◆ Job:
Pull out every line containing the string "title".

#### Given records

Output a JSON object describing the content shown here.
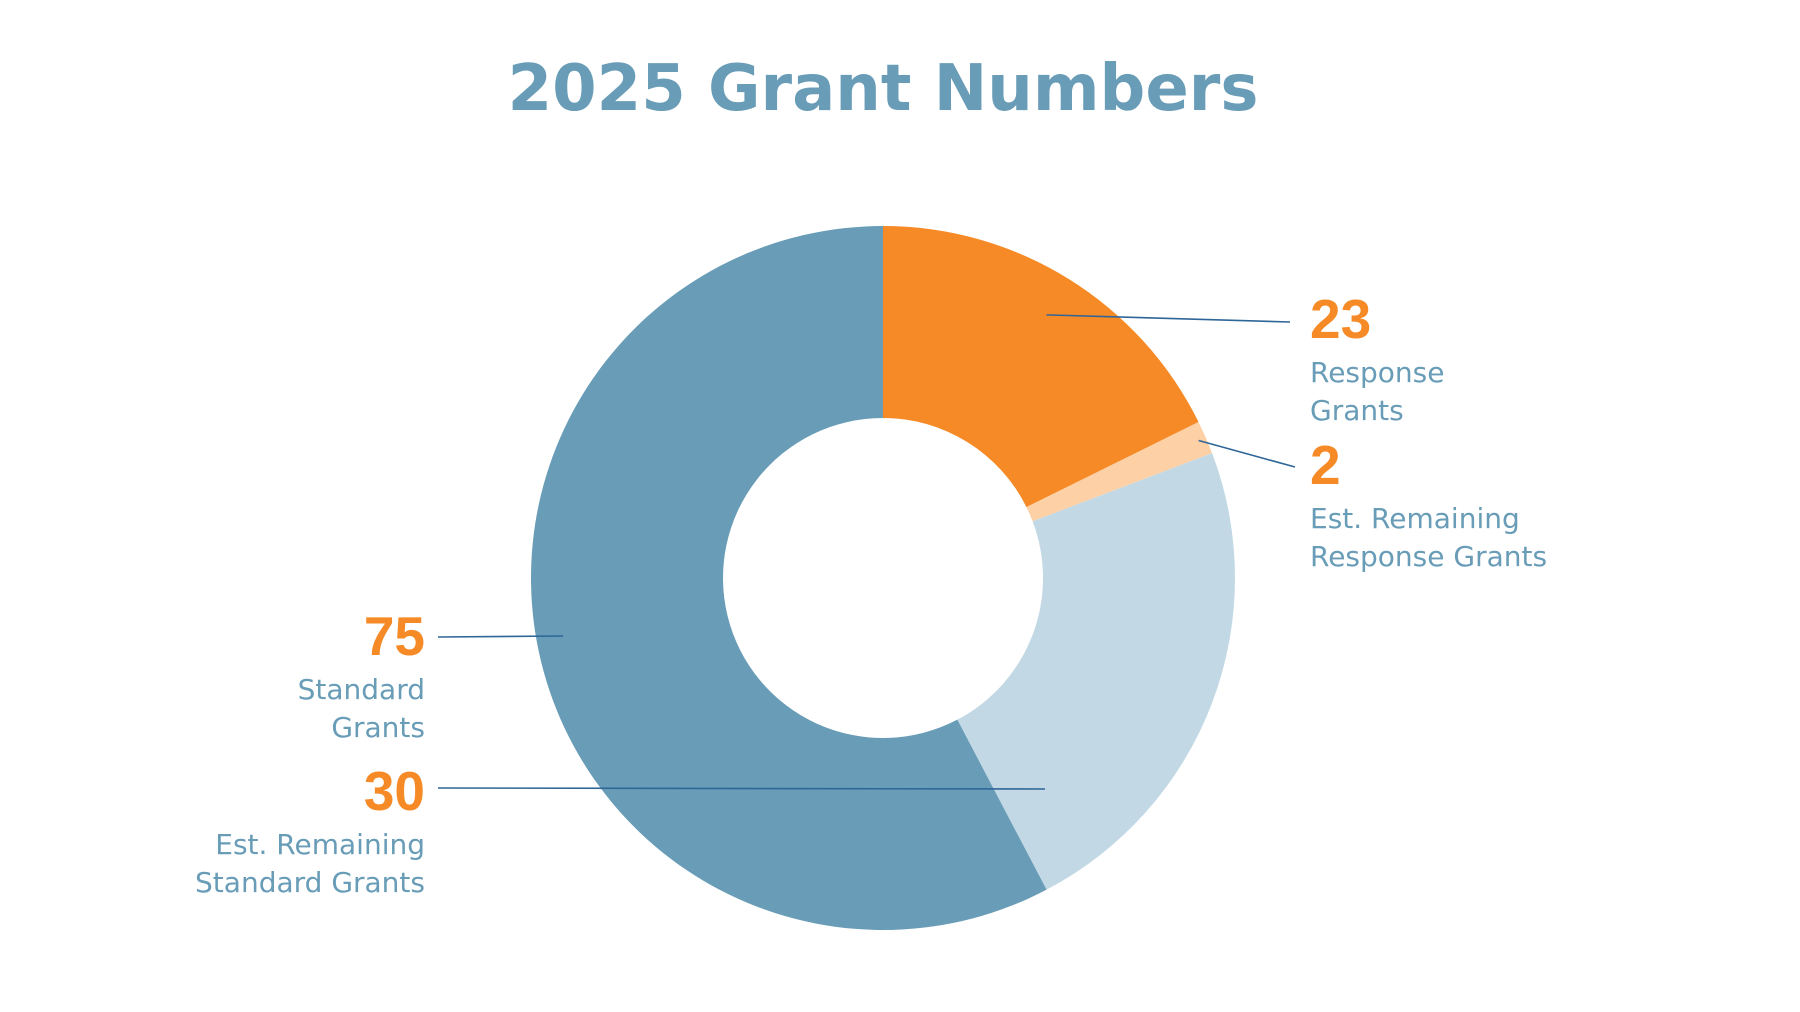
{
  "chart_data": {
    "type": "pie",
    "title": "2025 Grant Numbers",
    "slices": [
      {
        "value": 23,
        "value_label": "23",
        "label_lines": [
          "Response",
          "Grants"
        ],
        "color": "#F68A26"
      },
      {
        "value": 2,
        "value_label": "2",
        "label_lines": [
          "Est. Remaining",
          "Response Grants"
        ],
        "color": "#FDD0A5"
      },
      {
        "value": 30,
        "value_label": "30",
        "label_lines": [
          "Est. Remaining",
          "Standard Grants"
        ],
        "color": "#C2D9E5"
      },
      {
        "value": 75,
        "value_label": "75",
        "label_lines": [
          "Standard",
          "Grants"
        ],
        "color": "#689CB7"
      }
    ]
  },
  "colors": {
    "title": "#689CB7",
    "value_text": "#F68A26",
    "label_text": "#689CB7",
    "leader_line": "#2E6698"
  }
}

########
#### Given records

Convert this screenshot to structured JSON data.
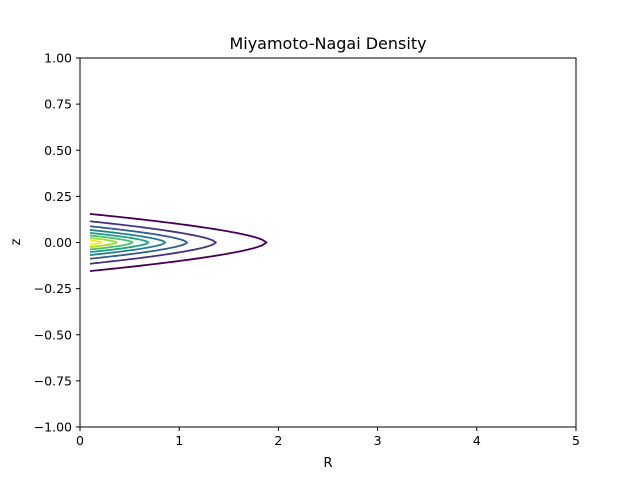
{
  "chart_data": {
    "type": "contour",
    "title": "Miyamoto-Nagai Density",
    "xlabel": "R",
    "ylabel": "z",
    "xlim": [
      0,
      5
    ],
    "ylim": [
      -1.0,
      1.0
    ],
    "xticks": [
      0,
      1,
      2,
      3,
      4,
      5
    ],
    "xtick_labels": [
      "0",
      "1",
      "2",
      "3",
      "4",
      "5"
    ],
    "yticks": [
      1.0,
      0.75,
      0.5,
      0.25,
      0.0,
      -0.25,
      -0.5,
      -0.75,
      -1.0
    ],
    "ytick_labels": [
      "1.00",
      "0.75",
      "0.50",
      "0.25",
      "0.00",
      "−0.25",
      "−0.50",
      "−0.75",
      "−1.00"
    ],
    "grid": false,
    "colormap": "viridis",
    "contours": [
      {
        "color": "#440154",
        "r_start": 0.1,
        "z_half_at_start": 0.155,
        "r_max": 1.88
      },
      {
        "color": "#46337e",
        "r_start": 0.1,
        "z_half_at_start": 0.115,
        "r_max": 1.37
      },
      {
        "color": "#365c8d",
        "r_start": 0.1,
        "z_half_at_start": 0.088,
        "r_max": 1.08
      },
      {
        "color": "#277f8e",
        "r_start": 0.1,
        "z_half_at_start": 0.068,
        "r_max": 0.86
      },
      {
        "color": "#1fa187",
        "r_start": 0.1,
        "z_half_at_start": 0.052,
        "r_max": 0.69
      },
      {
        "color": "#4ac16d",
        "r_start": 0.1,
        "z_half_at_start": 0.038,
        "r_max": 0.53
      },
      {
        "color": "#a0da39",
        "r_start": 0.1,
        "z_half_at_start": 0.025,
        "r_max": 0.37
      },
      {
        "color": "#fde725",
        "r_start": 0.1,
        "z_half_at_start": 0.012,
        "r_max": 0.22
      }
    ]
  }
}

########

◆ Result of this task:
    "title": "2025 Grant Numbers",
    "title": "#689CB7",
    "title": "Miyamoto-Nagai Density",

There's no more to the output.